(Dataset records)
================

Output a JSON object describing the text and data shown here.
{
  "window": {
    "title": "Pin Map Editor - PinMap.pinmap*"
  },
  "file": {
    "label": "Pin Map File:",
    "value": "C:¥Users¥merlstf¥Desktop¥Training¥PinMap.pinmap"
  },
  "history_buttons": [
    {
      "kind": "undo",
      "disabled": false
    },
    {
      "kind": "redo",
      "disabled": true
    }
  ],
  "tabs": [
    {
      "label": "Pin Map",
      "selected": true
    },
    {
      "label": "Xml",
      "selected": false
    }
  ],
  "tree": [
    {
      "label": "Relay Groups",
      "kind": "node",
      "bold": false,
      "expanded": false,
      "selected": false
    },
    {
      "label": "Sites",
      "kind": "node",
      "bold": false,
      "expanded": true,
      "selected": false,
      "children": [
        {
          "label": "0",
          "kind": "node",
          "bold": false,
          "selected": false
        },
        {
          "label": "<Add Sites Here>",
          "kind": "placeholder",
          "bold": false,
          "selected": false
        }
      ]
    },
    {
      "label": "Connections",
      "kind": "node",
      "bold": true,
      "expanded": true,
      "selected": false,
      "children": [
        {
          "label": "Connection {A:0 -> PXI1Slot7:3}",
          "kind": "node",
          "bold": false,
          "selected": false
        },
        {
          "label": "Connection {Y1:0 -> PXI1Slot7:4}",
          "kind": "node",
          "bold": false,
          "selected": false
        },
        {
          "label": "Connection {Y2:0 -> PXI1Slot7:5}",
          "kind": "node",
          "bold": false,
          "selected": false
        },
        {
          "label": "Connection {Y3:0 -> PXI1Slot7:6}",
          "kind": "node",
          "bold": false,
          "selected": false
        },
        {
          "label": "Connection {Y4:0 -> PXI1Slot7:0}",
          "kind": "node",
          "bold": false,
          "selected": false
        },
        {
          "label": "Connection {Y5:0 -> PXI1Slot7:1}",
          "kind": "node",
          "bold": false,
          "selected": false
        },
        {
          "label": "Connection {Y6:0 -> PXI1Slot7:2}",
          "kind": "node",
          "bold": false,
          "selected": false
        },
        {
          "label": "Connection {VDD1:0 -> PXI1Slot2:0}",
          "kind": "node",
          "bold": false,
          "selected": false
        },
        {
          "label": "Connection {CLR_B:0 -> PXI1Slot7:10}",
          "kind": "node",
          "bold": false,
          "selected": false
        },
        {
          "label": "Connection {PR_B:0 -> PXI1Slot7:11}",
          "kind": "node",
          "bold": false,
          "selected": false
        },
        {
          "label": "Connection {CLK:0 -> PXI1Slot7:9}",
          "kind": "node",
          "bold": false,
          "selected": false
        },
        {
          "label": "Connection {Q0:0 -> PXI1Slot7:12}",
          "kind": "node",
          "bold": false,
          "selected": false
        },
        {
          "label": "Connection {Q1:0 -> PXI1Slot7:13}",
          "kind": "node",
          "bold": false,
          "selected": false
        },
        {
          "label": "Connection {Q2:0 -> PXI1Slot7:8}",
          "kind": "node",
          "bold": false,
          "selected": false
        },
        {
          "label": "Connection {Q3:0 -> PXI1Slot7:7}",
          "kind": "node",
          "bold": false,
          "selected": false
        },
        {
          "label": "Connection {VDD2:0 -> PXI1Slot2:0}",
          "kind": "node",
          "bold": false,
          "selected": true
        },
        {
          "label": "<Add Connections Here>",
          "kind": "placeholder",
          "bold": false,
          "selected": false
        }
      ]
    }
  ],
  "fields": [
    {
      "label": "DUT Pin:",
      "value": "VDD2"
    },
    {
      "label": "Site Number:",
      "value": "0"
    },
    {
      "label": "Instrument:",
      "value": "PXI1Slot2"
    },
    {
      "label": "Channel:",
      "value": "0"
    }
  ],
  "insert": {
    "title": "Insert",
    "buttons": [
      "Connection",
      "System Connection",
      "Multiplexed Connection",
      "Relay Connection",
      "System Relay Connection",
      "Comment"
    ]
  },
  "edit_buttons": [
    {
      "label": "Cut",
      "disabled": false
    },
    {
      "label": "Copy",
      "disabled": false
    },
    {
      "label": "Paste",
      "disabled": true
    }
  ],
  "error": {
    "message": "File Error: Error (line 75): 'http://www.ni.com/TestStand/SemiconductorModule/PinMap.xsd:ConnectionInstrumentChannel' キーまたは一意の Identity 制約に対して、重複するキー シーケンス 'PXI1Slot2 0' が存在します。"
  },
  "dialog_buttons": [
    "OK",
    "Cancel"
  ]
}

================

#### Task instructions:
Pull out each line containing the word "PinMap" and copy it.

#### Exercise result:
    "title": "Pin Map Editor - PinMap.pinmap*"
    "value": "C:¥Users¥merlstf¥Desktop¥Training¥PinMap.pinmap"
    "message": "File Error: Error (line 75): 'http://www.ni.com/TestStand/SemiconductorModule/PinMap.xsd:ConnectionInstrumentChannel' キーまたは一意の Identity 制約に対して、重複するキー シーケンス 'PXI1Slot2 0' が存在します。"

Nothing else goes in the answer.